[Figure record extracts]
== == ==

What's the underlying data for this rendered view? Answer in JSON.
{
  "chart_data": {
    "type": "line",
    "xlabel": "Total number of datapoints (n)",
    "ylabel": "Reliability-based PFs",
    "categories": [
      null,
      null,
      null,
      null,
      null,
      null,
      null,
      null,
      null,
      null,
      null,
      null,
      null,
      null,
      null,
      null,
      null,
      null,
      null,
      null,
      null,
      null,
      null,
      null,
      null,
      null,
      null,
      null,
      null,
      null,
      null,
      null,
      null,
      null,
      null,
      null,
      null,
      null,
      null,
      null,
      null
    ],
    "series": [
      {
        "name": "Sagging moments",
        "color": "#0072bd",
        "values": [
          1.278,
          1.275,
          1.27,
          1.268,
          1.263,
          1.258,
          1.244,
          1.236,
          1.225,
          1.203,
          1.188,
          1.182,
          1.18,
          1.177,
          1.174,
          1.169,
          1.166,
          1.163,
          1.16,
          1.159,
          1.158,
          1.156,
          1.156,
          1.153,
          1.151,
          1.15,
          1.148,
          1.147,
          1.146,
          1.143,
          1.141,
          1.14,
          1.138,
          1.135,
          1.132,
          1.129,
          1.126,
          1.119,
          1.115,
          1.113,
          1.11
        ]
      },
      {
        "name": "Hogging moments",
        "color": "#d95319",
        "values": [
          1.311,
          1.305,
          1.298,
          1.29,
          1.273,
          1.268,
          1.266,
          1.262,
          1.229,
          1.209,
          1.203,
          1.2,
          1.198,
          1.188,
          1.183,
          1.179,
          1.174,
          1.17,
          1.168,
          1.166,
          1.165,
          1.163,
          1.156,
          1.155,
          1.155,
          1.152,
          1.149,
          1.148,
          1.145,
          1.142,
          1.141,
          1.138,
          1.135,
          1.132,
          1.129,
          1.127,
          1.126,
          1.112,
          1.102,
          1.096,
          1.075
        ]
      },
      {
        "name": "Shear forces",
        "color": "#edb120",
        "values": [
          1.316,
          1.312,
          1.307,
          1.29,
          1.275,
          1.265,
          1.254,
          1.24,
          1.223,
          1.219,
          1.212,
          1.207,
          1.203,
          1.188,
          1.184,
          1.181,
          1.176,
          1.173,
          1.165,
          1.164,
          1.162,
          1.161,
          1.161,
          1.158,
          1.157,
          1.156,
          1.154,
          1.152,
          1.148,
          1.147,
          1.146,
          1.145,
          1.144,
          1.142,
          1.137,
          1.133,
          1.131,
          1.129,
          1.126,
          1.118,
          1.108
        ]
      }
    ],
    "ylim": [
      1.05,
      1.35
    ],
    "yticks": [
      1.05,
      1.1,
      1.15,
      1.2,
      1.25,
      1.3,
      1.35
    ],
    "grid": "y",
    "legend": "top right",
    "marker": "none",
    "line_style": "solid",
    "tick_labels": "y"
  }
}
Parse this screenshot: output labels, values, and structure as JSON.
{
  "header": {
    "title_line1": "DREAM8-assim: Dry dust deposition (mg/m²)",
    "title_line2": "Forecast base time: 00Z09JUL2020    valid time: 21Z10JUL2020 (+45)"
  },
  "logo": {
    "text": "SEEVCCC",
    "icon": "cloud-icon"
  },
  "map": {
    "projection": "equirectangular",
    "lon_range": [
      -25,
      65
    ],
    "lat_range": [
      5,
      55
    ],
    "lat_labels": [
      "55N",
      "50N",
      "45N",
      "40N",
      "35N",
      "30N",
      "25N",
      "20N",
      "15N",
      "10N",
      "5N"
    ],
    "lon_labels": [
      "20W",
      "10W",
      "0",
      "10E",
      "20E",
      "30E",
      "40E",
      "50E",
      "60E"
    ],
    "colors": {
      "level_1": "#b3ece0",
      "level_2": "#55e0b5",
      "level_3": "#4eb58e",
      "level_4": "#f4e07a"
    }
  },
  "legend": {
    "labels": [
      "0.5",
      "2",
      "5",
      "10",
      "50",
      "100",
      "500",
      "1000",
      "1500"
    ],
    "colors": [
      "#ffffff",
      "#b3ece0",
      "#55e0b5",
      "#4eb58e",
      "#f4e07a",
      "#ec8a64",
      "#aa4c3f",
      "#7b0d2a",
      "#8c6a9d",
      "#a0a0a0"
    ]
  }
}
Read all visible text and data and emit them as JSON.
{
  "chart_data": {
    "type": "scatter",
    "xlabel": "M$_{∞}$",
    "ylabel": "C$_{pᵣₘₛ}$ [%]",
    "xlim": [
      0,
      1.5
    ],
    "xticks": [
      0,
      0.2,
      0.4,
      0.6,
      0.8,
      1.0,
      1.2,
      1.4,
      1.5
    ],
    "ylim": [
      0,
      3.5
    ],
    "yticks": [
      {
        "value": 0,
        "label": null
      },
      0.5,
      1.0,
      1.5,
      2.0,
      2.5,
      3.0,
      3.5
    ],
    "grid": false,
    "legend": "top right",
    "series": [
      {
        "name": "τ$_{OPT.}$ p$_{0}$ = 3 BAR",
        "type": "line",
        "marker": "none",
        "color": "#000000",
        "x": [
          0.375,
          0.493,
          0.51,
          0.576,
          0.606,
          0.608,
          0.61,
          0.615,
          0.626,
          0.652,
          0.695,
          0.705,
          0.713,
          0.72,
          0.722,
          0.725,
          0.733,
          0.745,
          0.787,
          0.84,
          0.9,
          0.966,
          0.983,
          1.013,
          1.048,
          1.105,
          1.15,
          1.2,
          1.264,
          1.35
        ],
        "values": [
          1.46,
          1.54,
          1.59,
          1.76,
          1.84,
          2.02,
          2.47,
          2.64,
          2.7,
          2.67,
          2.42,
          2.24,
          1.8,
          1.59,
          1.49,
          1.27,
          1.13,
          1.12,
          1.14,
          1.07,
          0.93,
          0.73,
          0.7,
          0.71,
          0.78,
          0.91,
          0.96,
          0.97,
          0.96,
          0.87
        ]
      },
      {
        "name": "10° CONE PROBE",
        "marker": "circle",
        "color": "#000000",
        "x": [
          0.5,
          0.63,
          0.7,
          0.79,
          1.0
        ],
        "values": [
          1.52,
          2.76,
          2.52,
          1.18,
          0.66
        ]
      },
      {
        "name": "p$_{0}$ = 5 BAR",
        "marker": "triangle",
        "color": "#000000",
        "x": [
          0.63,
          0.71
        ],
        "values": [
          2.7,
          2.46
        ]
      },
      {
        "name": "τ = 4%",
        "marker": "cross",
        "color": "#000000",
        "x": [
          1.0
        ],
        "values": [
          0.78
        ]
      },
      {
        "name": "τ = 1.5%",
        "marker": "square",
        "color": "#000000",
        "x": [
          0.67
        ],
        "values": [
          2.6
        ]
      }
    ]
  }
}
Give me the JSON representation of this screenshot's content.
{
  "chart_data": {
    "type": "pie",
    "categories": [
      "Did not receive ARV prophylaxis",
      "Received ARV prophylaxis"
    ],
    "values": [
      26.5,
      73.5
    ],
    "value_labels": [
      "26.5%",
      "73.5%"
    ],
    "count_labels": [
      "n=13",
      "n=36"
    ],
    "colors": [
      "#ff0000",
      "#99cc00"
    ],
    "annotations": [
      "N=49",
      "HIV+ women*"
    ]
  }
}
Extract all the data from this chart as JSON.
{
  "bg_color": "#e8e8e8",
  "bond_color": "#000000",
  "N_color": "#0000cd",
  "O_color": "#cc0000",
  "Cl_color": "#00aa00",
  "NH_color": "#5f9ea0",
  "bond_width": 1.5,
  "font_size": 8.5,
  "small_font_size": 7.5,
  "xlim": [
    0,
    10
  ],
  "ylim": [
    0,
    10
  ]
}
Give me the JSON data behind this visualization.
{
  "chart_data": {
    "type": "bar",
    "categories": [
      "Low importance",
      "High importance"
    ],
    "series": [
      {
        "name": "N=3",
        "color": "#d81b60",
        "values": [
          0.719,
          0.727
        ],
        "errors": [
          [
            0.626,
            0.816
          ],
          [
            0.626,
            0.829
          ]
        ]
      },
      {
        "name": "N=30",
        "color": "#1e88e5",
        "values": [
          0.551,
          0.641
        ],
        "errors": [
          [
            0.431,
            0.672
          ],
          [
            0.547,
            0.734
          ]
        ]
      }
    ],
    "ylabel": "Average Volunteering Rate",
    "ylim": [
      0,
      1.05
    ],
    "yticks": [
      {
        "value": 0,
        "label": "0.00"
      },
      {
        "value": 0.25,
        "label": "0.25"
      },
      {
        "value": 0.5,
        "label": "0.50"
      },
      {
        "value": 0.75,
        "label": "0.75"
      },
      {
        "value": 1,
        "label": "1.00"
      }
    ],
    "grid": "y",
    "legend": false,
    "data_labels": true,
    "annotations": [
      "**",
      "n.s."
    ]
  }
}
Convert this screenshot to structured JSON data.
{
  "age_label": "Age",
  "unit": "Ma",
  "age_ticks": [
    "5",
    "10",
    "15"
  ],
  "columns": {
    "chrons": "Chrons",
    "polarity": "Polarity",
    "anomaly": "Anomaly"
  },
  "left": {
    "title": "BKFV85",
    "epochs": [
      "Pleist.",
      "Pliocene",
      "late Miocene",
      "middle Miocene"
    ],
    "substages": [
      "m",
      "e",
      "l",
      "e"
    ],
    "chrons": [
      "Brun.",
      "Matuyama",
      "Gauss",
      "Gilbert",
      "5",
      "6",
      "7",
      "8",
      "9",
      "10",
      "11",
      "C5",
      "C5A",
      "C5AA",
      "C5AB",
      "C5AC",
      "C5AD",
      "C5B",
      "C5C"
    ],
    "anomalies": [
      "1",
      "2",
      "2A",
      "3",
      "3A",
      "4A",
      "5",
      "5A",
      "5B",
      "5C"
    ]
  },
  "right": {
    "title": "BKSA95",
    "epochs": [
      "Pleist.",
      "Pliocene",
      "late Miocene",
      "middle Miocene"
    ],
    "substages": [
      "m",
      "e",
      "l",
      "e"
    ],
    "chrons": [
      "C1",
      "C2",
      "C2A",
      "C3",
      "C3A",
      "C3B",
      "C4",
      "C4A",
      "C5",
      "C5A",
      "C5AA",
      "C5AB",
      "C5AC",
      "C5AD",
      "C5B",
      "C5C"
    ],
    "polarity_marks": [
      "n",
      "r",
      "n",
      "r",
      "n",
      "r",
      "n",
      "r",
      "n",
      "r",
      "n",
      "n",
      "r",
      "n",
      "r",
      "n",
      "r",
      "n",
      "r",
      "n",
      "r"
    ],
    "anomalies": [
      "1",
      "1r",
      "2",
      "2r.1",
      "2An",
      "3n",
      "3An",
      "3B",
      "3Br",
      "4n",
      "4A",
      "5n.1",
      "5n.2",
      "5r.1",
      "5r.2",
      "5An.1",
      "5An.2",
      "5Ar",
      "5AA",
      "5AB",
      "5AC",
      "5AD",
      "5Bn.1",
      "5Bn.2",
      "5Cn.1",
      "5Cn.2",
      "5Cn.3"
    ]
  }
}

== == ==

GOAL: Where a line above contains the word "legend", copy that line.

REPLY:
    "legend": "top right",
  "legend": {
    "legend": "top right",
    "legend": false,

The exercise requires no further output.